## GIVEN TASK
Every line below that contains "численности" is to be copied.

## TASK MATERIAL
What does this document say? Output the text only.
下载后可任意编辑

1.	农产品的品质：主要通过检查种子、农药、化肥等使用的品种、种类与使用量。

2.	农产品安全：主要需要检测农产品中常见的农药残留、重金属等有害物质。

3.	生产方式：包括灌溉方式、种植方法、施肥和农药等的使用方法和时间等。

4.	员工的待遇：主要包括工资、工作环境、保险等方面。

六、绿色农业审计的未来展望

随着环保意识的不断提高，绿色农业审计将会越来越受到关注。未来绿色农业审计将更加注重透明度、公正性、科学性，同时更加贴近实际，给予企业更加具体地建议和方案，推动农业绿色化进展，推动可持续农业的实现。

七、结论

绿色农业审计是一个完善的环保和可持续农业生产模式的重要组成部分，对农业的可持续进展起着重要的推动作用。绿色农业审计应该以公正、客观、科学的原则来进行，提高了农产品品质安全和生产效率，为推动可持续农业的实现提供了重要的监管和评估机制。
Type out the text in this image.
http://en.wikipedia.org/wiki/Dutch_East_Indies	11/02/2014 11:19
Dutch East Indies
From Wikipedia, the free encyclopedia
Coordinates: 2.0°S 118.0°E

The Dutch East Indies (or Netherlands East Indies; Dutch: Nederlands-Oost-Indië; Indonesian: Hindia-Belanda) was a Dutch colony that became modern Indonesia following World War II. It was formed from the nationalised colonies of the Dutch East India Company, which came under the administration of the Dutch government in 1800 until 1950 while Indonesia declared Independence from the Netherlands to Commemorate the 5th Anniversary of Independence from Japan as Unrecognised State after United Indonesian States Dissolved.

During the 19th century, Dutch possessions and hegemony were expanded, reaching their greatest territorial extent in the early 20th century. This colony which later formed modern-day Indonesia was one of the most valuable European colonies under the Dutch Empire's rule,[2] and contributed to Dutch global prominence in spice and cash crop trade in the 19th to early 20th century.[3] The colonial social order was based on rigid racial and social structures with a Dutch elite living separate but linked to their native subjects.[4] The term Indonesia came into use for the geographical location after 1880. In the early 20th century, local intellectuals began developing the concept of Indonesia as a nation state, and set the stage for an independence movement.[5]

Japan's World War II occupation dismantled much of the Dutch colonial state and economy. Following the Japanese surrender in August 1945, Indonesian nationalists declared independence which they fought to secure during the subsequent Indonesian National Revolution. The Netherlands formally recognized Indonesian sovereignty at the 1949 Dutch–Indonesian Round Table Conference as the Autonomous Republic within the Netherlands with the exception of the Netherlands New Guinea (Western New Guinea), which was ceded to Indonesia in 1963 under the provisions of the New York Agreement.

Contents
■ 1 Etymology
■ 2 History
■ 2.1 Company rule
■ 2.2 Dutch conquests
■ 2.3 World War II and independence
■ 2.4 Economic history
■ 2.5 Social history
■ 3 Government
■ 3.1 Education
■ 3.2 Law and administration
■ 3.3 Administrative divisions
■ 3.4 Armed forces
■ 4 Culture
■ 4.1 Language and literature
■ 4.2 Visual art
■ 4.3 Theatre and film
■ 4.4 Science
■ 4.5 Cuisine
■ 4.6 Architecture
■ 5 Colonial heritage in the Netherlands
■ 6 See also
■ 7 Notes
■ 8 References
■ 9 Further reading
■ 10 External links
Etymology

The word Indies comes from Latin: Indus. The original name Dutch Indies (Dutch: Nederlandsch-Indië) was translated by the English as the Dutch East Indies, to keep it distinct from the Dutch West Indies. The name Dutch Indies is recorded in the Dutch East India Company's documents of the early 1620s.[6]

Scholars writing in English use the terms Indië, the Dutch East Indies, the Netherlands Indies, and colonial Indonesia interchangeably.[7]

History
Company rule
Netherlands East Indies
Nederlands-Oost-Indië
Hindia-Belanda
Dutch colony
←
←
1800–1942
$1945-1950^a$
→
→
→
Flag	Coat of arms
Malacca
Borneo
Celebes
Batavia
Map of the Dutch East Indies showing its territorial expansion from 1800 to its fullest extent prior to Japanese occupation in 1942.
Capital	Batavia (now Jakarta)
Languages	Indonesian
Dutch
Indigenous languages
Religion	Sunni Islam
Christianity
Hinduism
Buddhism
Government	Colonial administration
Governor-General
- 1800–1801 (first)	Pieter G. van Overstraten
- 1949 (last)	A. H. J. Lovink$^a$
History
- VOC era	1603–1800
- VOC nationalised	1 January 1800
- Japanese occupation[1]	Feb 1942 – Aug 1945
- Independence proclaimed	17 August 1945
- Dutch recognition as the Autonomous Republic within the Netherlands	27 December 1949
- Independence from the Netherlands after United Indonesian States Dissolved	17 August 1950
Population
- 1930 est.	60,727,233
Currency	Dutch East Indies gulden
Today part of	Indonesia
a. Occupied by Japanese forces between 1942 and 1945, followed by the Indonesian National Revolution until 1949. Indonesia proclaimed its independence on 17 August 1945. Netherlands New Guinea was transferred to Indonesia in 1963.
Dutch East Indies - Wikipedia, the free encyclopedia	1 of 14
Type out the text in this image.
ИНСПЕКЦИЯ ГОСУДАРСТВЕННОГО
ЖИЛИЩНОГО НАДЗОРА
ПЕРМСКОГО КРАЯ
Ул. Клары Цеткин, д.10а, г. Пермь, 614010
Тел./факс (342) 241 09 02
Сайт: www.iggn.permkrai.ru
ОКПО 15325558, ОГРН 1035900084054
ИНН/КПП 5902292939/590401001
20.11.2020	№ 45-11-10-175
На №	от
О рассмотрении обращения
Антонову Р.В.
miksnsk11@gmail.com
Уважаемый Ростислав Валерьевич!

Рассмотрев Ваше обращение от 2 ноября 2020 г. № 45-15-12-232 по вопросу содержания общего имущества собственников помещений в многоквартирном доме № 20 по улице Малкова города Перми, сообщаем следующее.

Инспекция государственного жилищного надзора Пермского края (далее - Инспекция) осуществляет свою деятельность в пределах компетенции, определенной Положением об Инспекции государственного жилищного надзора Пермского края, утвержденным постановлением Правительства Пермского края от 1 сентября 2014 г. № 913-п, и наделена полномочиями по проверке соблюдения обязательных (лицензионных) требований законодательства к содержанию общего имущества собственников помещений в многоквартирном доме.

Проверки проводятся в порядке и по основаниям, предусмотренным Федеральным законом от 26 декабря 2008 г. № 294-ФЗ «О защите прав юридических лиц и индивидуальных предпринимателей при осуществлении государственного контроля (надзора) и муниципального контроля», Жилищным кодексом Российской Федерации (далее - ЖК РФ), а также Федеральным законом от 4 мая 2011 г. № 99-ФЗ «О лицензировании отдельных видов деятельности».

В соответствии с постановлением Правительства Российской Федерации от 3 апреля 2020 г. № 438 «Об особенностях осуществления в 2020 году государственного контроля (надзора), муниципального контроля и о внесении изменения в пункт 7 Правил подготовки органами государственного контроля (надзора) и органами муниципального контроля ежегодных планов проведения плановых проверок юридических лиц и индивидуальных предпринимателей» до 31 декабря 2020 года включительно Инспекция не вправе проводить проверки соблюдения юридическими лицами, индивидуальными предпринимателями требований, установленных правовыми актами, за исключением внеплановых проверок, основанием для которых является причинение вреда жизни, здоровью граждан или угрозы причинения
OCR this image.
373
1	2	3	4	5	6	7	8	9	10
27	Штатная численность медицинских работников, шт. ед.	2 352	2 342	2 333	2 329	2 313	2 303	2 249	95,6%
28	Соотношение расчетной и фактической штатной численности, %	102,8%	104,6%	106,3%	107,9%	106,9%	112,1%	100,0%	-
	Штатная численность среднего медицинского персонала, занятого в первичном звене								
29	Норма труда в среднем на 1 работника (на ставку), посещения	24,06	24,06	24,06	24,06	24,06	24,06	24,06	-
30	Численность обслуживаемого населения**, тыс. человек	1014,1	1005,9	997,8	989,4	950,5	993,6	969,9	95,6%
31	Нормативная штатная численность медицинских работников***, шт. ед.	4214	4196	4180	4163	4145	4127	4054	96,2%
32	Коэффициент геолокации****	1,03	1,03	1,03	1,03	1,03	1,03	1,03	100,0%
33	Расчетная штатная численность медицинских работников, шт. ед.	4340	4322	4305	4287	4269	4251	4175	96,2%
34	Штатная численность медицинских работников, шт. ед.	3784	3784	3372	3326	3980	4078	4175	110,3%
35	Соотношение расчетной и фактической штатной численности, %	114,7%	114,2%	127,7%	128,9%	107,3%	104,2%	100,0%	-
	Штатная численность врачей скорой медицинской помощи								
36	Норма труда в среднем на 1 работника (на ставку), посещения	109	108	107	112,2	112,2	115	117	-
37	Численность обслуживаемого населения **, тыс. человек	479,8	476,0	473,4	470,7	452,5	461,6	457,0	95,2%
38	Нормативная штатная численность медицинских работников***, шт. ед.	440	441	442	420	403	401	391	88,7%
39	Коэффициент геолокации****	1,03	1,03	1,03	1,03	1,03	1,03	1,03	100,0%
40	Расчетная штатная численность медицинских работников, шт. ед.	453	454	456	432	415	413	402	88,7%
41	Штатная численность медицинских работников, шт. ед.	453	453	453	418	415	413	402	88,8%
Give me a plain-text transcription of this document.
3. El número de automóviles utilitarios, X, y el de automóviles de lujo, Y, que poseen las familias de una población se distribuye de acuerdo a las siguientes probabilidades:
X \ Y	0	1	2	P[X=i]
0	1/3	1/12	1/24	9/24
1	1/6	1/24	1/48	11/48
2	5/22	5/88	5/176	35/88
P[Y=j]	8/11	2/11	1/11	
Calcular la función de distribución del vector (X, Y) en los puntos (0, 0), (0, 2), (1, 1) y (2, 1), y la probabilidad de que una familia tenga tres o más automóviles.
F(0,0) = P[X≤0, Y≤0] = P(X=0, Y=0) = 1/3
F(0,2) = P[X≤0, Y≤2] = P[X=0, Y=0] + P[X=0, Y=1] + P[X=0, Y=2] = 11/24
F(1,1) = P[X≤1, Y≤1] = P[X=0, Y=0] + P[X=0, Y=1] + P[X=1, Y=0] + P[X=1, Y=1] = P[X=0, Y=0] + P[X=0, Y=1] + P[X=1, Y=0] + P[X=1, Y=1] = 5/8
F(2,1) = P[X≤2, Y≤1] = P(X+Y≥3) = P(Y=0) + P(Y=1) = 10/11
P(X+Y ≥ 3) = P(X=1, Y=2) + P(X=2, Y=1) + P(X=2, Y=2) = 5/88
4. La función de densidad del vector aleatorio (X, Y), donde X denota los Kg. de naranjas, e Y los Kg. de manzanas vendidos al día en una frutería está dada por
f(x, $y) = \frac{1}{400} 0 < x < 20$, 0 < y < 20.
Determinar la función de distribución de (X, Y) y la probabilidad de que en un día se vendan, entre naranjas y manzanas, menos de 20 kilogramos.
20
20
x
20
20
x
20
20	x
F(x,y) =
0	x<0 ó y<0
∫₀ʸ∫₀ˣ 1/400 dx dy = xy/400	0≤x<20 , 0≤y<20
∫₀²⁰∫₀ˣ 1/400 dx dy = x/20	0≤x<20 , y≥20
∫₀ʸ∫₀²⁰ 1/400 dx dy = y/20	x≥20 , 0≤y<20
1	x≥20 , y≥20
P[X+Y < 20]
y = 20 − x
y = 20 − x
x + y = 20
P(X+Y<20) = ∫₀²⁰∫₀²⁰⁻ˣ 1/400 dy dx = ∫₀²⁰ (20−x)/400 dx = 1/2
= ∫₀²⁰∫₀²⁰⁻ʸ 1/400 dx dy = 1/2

## WRITTEN ANSWER
28	Соотношение расчетной и фактической штатной численности, %	102,8%	104,6%	106,3%	107,9%	106,9%	112,1%	100,0%	-
35	Соотношение расчетной и фактической штатной численности, %	114,7%	114,2%	127,7%	128,9%	107,3%	104,2%	100,0%	-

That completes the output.